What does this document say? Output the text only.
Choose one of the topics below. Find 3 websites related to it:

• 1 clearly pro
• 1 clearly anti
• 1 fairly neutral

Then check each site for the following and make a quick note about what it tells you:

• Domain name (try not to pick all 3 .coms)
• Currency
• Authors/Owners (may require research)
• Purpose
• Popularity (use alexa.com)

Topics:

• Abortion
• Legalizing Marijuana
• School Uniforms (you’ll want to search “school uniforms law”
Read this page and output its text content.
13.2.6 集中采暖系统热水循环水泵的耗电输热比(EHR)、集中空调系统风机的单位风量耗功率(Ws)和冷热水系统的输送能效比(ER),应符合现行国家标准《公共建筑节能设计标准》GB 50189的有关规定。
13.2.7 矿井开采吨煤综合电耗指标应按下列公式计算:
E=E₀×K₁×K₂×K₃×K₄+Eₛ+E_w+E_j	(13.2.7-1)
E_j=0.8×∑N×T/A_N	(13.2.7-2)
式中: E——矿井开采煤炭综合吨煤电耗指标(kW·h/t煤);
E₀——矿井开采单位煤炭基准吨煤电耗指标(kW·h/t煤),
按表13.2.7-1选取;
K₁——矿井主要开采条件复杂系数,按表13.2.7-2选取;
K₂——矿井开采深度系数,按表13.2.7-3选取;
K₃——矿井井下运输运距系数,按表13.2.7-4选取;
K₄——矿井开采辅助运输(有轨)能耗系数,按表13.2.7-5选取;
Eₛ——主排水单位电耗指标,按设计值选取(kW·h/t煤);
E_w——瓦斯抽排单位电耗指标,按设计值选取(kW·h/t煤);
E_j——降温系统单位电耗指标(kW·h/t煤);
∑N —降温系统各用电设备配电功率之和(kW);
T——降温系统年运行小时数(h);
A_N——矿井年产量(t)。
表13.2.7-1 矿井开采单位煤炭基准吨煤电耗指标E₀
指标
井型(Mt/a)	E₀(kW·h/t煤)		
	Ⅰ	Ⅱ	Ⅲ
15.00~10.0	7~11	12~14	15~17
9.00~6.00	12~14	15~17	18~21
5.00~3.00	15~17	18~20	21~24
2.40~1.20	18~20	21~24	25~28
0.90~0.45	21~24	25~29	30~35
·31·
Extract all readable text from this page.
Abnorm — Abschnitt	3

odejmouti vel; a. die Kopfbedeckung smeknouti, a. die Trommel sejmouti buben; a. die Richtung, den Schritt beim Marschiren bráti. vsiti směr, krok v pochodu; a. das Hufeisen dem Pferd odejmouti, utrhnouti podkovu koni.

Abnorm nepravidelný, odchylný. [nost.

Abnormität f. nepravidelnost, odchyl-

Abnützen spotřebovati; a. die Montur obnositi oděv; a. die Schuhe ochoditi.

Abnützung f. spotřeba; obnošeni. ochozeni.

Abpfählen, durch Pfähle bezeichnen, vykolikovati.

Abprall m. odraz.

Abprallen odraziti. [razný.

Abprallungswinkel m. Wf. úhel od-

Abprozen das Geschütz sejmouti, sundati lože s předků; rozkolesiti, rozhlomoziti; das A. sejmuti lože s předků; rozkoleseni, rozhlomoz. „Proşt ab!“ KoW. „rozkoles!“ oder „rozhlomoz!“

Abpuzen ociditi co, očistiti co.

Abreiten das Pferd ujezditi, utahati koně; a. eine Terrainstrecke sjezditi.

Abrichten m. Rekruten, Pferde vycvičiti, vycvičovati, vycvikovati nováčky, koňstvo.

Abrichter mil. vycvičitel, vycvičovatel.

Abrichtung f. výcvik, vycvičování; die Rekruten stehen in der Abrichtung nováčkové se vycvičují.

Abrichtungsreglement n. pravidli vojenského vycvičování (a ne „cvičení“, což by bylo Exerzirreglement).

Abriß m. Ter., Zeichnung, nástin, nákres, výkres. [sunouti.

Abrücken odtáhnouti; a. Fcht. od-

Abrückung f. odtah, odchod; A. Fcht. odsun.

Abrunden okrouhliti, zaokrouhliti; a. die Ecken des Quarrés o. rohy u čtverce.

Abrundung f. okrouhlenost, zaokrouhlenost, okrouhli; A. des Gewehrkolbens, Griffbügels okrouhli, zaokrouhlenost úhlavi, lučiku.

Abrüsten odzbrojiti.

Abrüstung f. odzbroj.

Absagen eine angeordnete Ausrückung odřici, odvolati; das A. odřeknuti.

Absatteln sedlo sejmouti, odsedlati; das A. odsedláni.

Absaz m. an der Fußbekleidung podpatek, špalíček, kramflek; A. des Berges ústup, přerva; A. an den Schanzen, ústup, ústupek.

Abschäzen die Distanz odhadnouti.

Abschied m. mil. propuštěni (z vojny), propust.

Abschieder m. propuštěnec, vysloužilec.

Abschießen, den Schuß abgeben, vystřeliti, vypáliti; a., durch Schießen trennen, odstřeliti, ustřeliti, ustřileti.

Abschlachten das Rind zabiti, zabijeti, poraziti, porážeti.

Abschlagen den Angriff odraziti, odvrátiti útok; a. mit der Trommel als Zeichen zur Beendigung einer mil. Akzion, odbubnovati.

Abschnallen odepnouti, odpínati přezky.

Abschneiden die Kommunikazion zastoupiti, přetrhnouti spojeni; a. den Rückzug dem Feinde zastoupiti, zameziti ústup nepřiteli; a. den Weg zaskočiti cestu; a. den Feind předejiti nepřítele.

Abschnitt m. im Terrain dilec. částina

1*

To be done - Give the count of lines in the data shown above that contain "Rekruten", and nothing else.

Exercise output - 2